* Begin TEXT *

We all know the scenario – a student with hearing devices and/or Deafness seems ‘okay’ in class, but we know they are struggling and often frustrated to keep up. The school team sees the grades and the student turning in acceptable work. But we know there is more to identification of special needs than just looking at grades!

Class grades are relatively subjective and refer to the students’ work in the school setting. Standardized tests often don’t identify the full range and extent of language learning issues. Subtle language deficits, like we often see with our young students or our older ‘star’ students who are deaf or hard of hearing, can cause significant academic performance issues, especially over time. This article will look deeper into these issues.

The full and individual evaluation is central to determining eligibility and calculating present levels of academic and functional performance. Per IDEA 300.304 a variety of assessment tools and strategies must be used to gather relevant functional, developmental, and academic information about the child. No single measure, like ‘good grades’ can be used as the sole criterion for determining whether a child has a disability. Assessments and other evaluation tools include those tailored to assess specific areas of educational need.

Three blogs1, 2, 3 from speech language pathologist Tatyana Elleseff delve into the issues of subtle language impairment, good grades, and the shortcomings of standardized language tests. This article summarizes some of this information.

* End TEXT *

EXERCISES TO COMPLETE
1) Name every issue that the text on students who are deaf or hard of hearing says Tatyana Elleseff's blogs delve into.
2) From the text on students who are deaf or hard of hearing, copy the passage that begins at the words "We all know" and stops after "into these issues.".

* Begin RECORDED DATA *

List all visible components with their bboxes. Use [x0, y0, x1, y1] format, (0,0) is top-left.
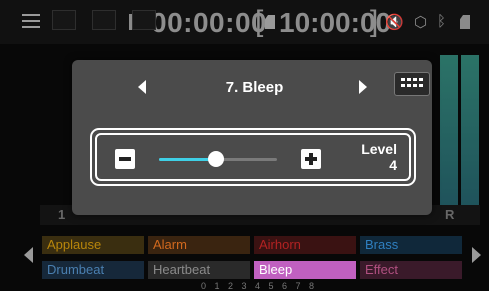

* End RECORDED DATA *
* Begin RECORDED DATA *

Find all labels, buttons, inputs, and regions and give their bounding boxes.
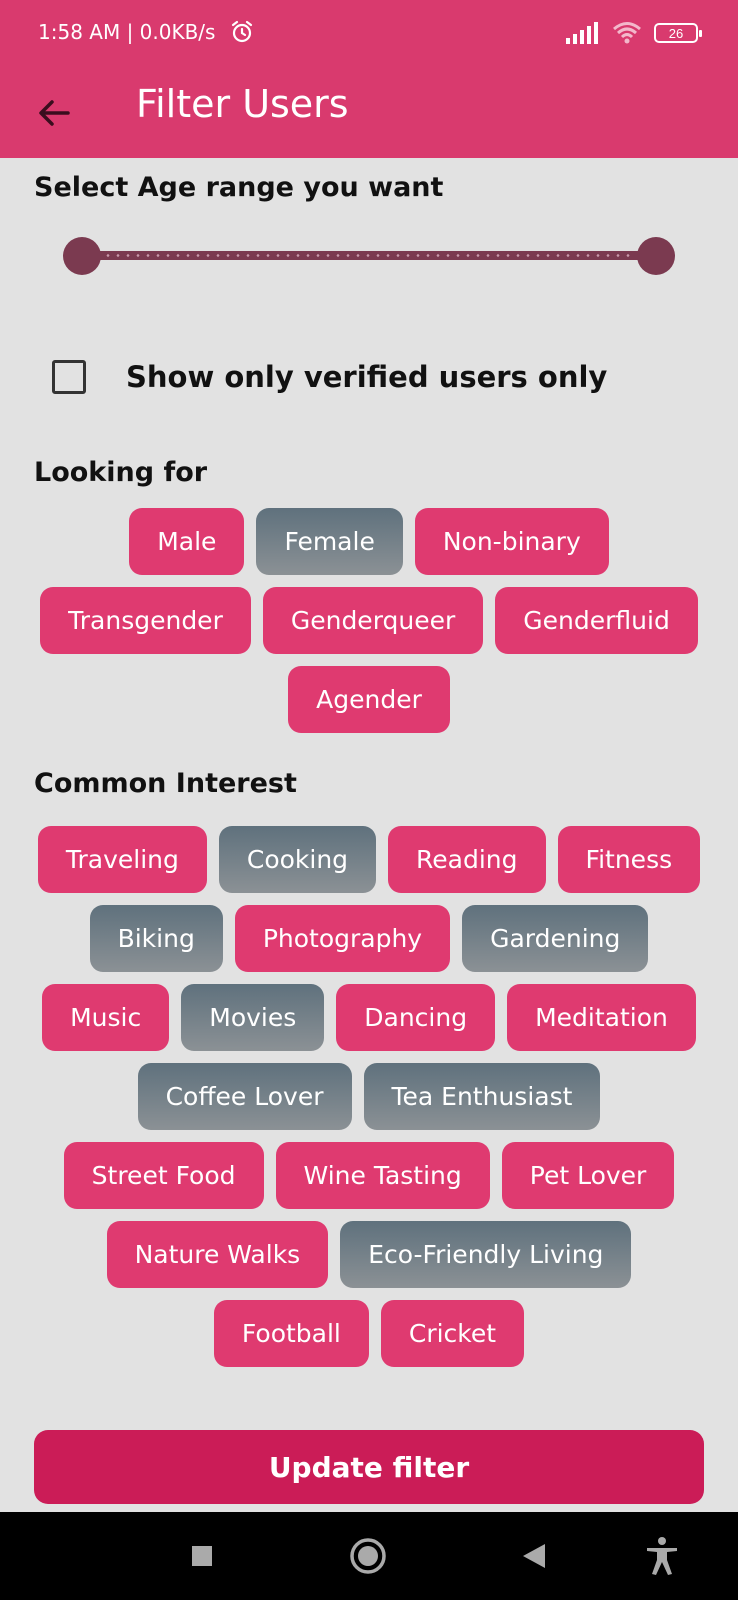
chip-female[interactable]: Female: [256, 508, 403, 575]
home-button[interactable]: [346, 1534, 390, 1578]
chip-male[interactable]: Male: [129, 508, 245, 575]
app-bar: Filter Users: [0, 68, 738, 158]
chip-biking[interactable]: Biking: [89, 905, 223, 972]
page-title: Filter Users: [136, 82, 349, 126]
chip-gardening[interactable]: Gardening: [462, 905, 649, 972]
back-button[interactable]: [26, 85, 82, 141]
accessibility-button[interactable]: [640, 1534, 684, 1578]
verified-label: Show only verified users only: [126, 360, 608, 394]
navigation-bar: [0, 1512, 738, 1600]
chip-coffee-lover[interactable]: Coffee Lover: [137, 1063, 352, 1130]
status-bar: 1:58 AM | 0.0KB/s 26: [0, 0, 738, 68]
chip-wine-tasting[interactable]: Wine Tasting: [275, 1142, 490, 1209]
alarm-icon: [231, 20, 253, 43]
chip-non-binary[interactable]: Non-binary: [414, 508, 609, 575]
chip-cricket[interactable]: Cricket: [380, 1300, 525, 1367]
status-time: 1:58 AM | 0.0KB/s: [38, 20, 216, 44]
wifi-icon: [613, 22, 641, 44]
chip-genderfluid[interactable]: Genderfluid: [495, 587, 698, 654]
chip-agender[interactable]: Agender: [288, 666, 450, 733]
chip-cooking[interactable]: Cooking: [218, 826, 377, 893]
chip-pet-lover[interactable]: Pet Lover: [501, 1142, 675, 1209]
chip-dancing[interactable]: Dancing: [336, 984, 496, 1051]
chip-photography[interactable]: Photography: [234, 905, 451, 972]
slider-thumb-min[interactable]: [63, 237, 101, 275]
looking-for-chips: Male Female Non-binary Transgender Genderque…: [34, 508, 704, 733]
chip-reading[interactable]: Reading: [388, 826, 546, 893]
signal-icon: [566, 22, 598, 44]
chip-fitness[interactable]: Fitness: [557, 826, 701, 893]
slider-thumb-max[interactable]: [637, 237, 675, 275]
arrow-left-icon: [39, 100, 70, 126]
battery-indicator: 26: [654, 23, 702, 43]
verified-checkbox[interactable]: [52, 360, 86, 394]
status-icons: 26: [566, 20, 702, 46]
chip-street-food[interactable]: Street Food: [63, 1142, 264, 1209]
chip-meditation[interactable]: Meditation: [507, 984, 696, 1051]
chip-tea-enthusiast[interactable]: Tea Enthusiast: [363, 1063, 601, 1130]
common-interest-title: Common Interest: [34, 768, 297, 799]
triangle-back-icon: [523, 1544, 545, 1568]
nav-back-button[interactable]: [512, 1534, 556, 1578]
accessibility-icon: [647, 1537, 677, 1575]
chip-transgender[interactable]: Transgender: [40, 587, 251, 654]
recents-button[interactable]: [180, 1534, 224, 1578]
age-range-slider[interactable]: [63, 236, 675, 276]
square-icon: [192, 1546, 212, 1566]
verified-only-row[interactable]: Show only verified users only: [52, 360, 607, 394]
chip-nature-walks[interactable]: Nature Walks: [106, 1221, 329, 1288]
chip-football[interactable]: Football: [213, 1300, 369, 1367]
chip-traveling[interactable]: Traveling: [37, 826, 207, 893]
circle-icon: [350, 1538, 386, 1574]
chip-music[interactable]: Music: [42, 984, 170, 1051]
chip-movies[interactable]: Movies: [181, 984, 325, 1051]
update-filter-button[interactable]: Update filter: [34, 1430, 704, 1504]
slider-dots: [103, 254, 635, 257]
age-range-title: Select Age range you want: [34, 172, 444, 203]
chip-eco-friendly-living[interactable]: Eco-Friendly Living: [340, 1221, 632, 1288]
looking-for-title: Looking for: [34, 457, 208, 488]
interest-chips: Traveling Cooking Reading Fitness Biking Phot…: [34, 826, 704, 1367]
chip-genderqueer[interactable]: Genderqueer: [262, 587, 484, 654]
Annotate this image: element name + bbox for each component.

* End RECORDED DATA *

RESULTS IN ORDER
1)
- Subtle language impairment
- Good grades
- The shortcomings of standardized language tests

2)
We all know the scenario – a student with hearing devices and/or Deafness seems ‘okay’ in class, but we know they are struggling and often frustrated to keep up. The school team sees the grades and the student turning in acceptable work. But we know there is more to identification of special needs than just looking at grades!

Class grades are relatively subjective and refer to the students’ work in the school setting. Standardized tests often don’t identify the full range and extent of language learning issues. Subtle language deficits, like we often see with our young students or our older ‘star’ students who are deaf or hard of hearing, can cause significant academic performance issues, especially over time. This article will look deeper into these issues.